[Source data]
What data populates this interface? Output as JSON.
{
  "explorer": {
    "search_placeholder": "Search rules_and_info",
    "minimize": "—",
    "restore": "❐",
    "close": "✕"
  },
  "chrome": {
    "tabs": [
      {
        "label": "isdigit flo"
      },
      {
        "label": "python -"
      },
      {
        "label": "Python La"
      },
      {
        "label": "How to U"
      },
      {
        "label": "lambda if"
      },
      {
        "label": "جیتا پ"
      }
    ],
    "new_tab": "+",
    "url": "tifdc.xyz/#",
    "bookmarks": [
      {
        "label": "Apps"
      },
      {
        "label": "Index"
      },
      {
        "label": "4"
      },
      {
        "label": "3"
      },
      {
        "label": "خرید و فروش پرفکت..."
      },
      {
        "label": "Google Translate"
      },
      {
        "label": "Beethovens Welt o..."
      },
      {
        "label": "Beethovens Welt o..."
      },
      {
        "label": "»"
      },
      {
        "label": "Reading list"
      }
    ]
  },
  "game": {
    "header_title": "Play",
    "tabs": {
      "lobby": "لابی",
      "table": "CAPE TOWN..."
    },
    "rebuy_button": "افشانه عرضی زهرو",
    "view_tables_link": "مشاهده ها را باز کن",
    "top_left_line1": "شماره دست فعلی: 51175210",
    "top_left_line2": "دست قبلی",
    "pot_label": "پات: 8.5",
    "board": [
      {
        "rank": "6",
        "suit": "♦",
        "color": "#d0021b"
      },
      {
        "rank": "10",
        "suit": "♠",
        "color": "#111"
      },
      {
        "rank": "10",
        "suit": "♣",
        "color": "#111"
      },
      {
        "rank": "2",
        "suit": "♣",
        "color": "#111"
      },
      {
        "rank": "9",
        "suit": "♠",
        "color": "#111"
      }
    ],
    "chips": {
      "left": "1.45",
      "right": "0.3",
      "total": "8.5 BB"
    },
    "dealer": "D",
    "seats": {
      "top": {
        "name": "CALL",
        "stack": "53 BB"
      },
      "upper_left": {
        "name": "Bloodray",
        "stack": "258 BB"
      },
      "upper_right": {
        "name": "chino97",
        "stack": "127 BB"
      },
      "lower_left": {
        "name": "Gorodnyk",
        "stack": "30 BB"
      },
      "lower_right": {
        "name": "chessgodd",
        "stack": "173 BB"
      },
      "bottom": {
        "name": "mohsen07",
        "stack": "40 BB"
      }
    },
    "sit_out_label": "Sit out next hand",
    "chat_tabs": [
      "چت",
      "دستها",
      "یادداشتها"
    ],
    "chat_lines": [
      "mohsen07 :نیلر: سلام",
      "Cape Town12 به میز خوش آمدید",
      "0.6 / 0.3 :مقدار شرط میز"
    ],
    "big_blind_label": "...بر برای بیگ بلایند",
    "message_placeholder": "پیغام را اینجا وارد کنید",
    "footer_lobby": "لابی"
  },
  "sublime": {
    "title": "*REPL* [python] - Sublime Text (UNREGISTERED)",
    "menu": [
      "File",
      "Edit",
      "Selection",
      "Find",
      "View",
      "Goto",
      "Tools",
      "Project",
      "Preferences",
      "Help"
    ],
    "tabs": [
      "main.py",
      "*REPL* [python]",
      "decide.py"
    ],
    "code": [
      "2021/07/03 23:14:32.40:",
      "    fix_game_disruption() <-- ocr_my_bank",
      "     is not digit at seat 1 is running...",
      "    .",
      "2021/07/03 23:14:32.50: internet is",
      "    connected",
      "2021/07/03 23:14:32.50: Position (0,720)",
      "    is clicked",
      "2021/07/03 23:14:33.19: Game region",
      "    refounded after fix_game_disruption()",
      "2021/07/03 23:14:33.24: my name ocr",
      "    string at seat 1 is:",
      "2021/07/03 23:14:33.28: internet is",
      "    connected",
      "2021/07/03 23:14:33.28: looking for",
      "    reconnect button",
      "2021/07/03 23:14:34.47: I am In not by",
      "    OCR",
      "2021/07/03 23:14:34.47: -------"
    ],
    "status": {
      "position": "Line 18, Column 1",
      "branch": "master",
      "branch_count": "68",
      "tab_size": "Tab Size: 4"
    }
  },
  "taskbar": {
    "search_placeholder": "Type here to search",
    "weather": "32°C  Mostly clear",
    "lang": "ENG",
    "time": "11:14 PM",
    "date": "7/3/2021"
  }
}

### PROBLEM TO SOLVE:
Return the listing above word for word.

### EXERCISE RESULT:
What data populates this interface? Output as JSON.
{
  "explorer": {
    "search_placeholder": "Search rules_and_info",
    "minimize": "—",
    "restore": "❐",
    "close": "✕"
  },
  "chrome": {
    "tabs": [
      {
        "label": "isdigit flo"
      },
      {
        "label": "python -"
      },
      {
        "label": "Python La"
      },
      {
        "label": "How to U"
      },
      {
        "label": "lambda if"
      },
      {
        "label": "جیتا پ"
      }
    ],
    "new_tab": "+",
    "url": "tifdc.xyz/#",
    "bookmarks": [
      {
        "label": "Apps"
      },
      {
        "label": "Index"
      },
      {
        "label": "4"
      },
      {
        "label": "3"
      },
      {
        "label": "خرید و فروش پرفکت..."
      },
      {
        "label": "Google Translate"
      },
      {
        "label": "Beethovens Welt o..."
      },
      {
        "label": "Beethovens Welt o..."
      },
      {
        "label": "»"
      },
      {
        "label": "Reading list"
      }
    ]
  },
  "game": {
    "header_title": "Play",
    "tabs": {
      "lobby": "لابی",
      "table": "CAPE TOWN..."
    },
    "rebuy_button": "افشانه عرضی زهرو",
    "view_tables_link": "مشاهده ها را باز کن",
    "top_left_line1": "شماره دست فعلی: 51175210",
    "top_left_line2": "دست قبلی",
    "pot_label": "پات: 8.5",
    "board": [
      {
        "rank": "6",
        "suit": "♦",
        "color": "#d0021b"
      },
      {
        "rank": "10",
        "suit": "♠",
        "color": "#111"
      },
      {
        "rank": "10",
        "suit": "♣",
        "color": "#111"
      },
      {
        "rank": "2",
        "suit": "♣",
        "color": "#111"
      },
      {
        "rank": "9",
        "suit": "♠",
        "color": "#111"
      }
    ],
    "chips": {
      "left": "1.45",
      "right": "0.3",
      "total": "8.5 BB"
    },
    "dealer": "D",
    "seats": {
      "top": {
        "name": "CALL",
        "stack": "53 BB"
      },
      "upper_left": {
        "name": "Bloodray",
        "stack": "258 BB"
      },
      "upper_right": {
        "name": "chino97",
        "stack": "127 BB"
      },
      "lower_left": {
        "name": "Gorodnyk",
        "stack": "30 BB"
      },
      "lower_right": {
        "name": "chessgodd",
        "stack": "173 BB"
      },
      "bottom": {
        "name": "mohsen07",
        "stack": "40 BB"
      }
    },
    "sit_out_label": "Sit out next hand",
    "chat_tabs": [
      "چت",
      "دستها",
      "یادداشتها"
    ],
    "chat_lines": [
      "mohsen07 :نیلر: سلام",
      "Cape Town12 به میز خوش آمدید",
      "0.6 / 0.3 :مقدار شرط میز"
    ],
    "big_blind_label": "...بر برای بیگ بلایند",
    "message_placeholder": "پیغام را اینجا وارد کنید",
    "footer_lobby": "لابی"
  },
  "sublime": {
    "title": "*REPL* [python] - Sublime Text (UNREGISTERED)",
    "menu": [
      "File",
      "Edit",
      "Selection",
      "Find",
      "View",
      "Goto",
      "Tools",
      "Project",
      "Preferences",
      "Help"
    ],
    "tabs": [
      "main.py",
      "*REPL* [python]",
      "decide.py"
    ],
    "code": [
      "2021/07/03 23:14:32.40:",
      "    fix_game_disruption() <-- ocr_my_bank",
      "     is not digit at seat 1 is running...",
      "    .",
      "2021/07/03 23:14:32.50: internet is",
      "    connected",
      "2021/07/03 23:14:32.50: Position (0,720)",
      "    is clicked",
      "2021/07/03 23:14:33.19: Game region",
      "    refounded after fix_game_disruption()",
      "2021/07/03 23:14:33.24: my name ocr",
      "    string at seat 1 is:",
      "2021/07/03 23:14:33.28: internet is",
      "    connected",
      "2021/07/03 23:14:33.28: looking for",
      "    reconnect button",
      "2021/07/03 23:14:34.47: I am In not by",
      "    OCR",
      "2021/07/03 23:14:34.47: -------"
    ],
    "status": {
      "position": "Line 18, Column 1",
      "branch": "master",
      "branch_count": "68",
      "tab_size": "Tab Size: 4"
    }
  },
  "taskbar": {
    "search_placeholder": "Type here to search",
    "weather": "32°C  Mostly clear",
    "lang": "ENG",
    "time": "11:14 PM",
    "date": "7/3/2021"
  }
}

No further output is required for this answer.